— start —

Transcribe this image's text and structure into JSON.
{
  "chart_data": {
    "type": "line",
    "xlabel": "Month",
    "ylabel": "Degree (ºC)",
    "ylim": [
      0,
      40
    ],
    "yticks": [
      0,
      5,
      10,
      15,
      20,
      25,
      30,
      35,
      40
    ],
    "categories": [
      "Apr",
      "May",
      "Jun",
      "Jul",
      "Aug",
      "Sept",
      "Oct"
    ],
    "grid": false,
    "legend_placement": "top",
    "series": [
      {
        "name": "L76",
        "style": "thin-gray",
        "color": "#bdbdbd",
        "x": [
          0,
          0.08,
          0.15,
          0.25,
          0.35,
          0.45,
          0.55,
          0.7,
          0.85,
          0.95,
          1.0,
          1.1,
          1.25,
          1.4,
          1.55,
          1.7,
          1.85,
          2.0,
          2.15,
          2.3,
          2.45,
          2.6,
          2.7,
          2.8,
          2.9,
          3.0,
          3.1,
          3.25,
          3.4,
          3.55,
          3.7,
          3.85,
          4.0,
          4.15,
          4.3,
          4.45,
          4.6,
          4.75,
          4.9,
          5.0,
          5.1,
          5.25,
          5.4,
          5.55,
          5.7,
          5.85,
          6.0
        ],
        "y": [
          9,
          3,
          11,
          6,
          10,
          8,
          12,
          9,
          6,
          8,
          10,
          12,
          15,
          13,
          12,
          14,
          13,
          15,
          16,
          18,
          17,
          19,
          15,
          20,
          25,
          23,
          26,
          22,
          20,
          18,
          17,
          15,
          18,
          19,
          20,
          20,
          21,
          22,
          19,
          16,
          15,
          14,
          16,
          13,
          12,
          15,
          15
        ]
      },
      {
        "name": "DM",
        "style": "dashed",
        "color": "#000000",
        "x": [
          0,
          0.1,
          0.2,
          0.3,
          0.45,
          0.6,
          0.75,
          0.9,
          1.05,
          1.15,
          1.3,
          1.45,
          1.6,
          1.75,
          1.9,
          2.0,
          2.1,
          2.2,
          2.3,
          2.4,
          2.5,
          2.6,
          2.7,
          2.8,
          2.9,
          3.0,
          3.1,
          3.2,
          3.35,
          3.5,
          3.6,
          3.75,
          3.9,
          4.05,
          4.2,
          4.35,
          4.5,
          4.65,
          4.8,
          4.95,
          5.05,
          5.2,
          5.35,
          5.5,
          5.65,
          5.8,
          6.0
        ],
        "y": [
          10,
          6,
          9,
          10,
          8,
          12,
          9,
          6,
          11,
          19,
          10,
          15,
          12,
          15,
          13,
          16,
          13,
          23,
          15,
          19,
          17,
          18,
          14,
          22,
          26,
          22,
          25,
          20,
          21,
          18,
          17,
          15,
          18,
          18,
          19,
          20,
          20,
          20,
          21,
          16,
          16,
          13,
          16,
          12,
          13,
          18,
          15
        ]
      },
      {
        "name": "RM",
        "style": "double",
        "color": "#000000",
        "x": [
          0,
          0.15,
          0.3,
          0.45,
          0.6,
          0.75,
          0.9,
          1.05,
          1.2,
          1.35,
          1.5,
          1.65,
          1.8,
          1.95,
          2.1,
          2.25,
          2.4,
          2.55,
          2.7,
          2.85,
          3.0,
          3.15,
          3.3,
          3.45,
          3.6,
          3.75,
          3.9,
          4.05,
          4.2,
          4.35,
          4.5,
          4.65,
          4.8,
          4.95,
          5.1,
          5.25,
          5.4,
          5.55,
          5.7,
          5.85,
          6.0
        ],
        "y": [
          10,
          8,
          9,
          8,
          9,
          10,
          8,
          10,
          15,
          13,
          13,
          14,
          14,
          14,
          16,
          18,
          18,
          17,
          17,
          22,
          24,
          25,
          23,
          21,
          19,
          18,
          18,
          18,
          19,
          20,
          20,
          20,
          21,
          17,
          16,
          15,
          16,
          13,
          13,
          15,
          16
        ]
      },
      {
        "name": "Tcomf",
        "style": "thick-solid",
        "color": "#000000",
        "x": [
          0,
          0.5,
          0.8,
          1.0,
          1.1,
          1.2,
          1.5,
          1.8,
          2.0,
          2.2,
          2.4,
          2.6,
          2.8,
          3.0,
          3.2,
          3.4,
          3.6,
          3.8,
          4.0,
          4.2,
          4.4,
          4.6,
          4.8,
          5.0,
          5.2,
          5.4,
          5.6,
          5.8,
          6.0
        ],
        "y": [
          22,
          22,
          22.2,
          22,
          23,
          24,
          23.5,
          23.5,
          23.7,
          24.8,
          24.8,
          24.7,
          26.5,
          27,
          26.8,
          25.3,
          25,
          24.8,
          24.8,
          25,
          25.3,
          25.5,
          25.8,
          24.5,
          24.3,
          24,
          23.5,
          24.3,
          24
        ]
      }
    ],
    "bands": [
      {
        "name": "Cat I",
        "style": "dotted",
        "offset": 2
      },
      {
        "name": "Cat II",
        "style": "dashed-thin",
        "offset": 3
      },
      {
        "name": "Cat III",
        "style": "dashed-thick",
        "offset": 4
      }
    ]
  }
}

— end —

How many lines in the records above contain the word "style"? Give only the number.

Result below —
7